• **Short exercise**
Gather every line below where "攀澗尋幽爲主" appears.
·····
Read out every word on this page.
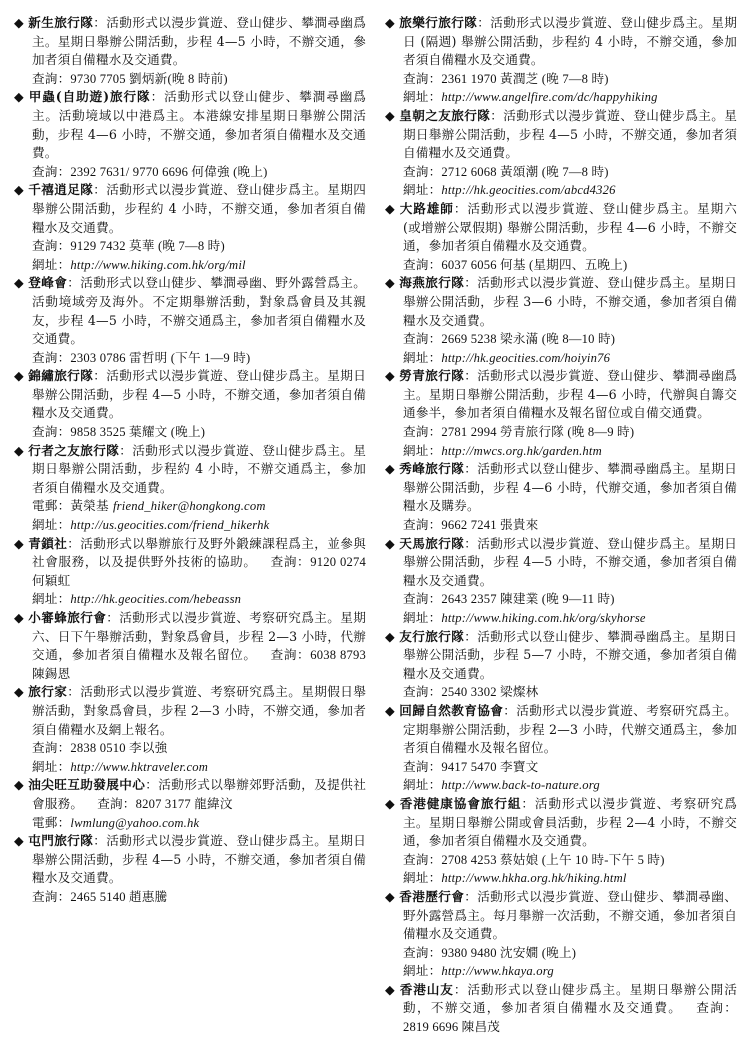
◆ 新生旅行隊：活動形式以漫步賞遊、登山健步、攀澗尋幽爲主。星期日舉辦公開活動，步程 4—5 小時，不辦交通，參加者須自備糧水及交通費。
查詢：9730 7705 劉炳新(晚 8 時前)
◆ 甲蟲(自助遊)旅行隊：活動形式以登山健步、攀澗尋幽爲主。活動境域以中港爲主。本港線安排星期日舉辦公開活動，步程 4—6 小時，不辦交通，參加者須自備糧水及交通費。
查詢：2392 7631/ 9770 6696 何偉強 (晚上)
◆ 千禧逍足隊：活動形式以漫步賞遊、登山健步爲主。星期四舉辦公開活動，步程約 4 小時，不辦交通，參加者須自備糧水及交通費。
查詢：9129 7432 莫華 (晚 7—8 時)
網址：http://www.hiking.com.hk/org/mil
◆ 登峰會：活動形式以登山健步、攀澗尋幽、野外露營爲主。活動境域旁及海外。不定期舉辦活動，對象爲會員及其親友，步程 4—5 小時，不辦交通爲主，參加者須自備糧水及交通費。
查詢：2303 0786 雷哲明 (下午 1—9 時)
◆ 錦繡旅行隊：活動形式以漫步賞遊、登山健步爲主。星期日舉辦公開活動，步程 4—5 小時，不辦交通，參加者須自備糧水及交通費。
查詢：9858 3525 葉耀文 (晚上)
◆ 行者之友旅行隊：活動形式以漫步賞遊、登山健步爲主。星期日舉辦公開活動，步程約 4 小時，不辦交通爲主，參加者須自備糧水及交通費。
電郵：黃榮基 friend_hiker@hongkong.com
網址：http://us.geocities.com/friend_hikerhk
◆ 青鎖社：活動形式以舉辦旅行及野外鍛練課程爲主，並參與社會服務，以及提供野外技術的協助。 查詢：9120 0274 何穎虹
網址：http://hk.geocities.com/hebeassn
◆ 小審蜂旅行會：活動形式以漫步賞遊、考察研究爲主。星期六、日下午舉辦活動，對象爲會員，步程 2—3 小時，代辦交通，參加者須自備糧水及報名留位。 查詢：6038 8793 陳錫恩
◆ 旅行家：活動形式以漫步賞遊、考察研究爲主。星期假日舉辦活動，對象爲會員，步程 2—3 小時，不辦交通，參加者須自備糧水及網上報名。
查詢：2838 0510 李以強
網址：http://www.hktraveler.com
◆ 油尖旺互助發展中心：活動形式以舉辦郊野活動，及提供社會服務。 查詢：8207 3177 龍緯汶
電郵：lwmlung@yahoo.com.hk
◆ 屯門旅行隊：活動形式以漫步賞遊、登山健步爲主。星期日舉辦公開活動，步程 4—5 小時，不辦交通，參加者須自備糧水及交通費。
查詢：2465 5140 趙惠騰
◆ 旅樂行旅行隊：活動形式以漫步賞遊、登山健步爲主。星期日 (隔週) 舉辦公開活動，步程約 4 小時，不辦交通，參加者須自備糧水及交通費。
查詢：2361 1970 黃潤芝 (晚 7—8 時)
網址：http://www.angelfire.com/dc/happyhiking
◆ 皇朝之友旅行隊：活動形式以漫步賞遊、登山健步爲主。星期日舉辦公開活動，步程 4—5 小時，不辦交通，參加者須自備糧水及交通費。
查詢：2712 6068 黃頌潮 (晚 7—8 時)
網址：http://hk.geocities.com/abcd4326
◆ 大路雄師：活動形式以漫步賞遊、登山健步爲主。星期六 (或增辦公眾假期) 舉辦公開活動，步程 4—6 小時，不辦交通，參加者須自備糧水及交通費。
查詢：6037 6056 何基 (星期四、五晚上)
◆ 海燕旅行隊：活動形式以漫步賞遊、登山健步爲主。星期日舉辦公開活動，步程 3—6 小時，不辦交通，參加者須自備糧水及交通費。
查詢：2669 5238 梁永滿 (晚 8—10 時)
網址：http://hk.geocities.com/hoiyin76
◆ 勞青旅行隊：活動形式以漫步賞遊、登山健步、攀澗尋幽爲主。星期日舉辦公開活動，步程 4—6 小時，代辦與自籌交通參半，參加者須自備糧水及報名留位或自備交通費。
查詢：2781 2994 勞青旅行隊 (晚 8—9 時)
網址：http://mwcs.org.hk/garden.htm
◆ 秀峰旅行隊：活動形式以登山健步、攀澗尋幽爲主。星期日舉辦公開活動，步程 4—6 小時，代辦交通，參加者須自備糧水及購券。
查詢：9662 7241 張貴來
◆ 天馬旅行隊：活動形式以漫步賞遊、登山健步爲主。星期日舉辦公開活動，步程 4—5 小時，不辦交通，參加者須自備糧水及交通費。
查詢：2643 2357 陳建業 (晚 9—11 時)
網址：http://www.hiking.com.hk/org/skyhorse
◆ 友行旅行隊：活動形式以登山健步、攀澗尋幽爲主。星期日舉辦公開活動，步程 5—7 小時，不辦交通，參加者須自備糧水及交通費。
查詢：2540 3302 梁燦林
◆ 回歸自然教育協會：活動形式以漫步賞遊、考察研究爲主。定期舉辦公開活動，步程 2—3 小時，代辦交通爲主，參加者須自備糧水及報名留位。
查詢：9417 5470 李寶文
網址：http://www.back-to-nature.org
◆ 香港健康協會旅行組：活動形式以漫步賞遊、考察研究爲主。星期日舉辦公開或會員活動，步程 2—4 小時，不辦交通，參加者須自備糧水及交通費。
查詢：2708 4253 蔡姑娘 (上午 10 時-下午 5 時)
網址：http://www.hkha.org.hk/hiking.html
◆ 香港歷行會：活動形式以漫步賞遊、登山健步、攀澗尋幽、野外露營爲主。每月舉辦一次活動，不辦交通，參加者須自備糧水及交通費。
查詢：9380 9480 沈安嫺 (晚上)
網址：http://www.hkaya.org
◆ 香港山友：活動形式以登山健步爲主。星期日舉辦公開活動，不辦交通，參加者須自備糧水及交通費。 查詢：2819 6696 陳昌茂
·····
• **Expected answer**
◆ 新生旅行隊：活動形式以漫步賞遊、登山健步、攀澗尋幽爲主。星期日舉辦公開活動，步程 4—5 小時，不辦交通，參加者須自備糧水及交通費。
◆ 甲蟲(自助遊)旅行隊：活動形式以登山健步、攀澗尋幽爲主。活動境域以中港爲主。本港線安排星期日舉辦公開活動，步程 4—6 小時，不辦交通，參加者須自備糧水及交通費。
◆ 勞青旅行隊：活動形式以漫步賞遊、登山健步、攀澗尋幽爲主。星期日舉辦公開活動，步程 4—6 小時，代辦與自籌交通參半，參加者須自備糧水及報名留位或自備交通費。
◆ 秀峰旅行隊：活動形式以登山健步、攀澗尋幽爲主。星期日舉辦公開活動，步程 4—6 小時，代辦交通，參加者須自備糧水及購券。
◆ 友行旅行隊：活動形式以登山健步、攀澗尋幽爲主。星期日舉辦公開活動，步程 5—7 小時，不辦交通，參加者須自備糧水及交通費。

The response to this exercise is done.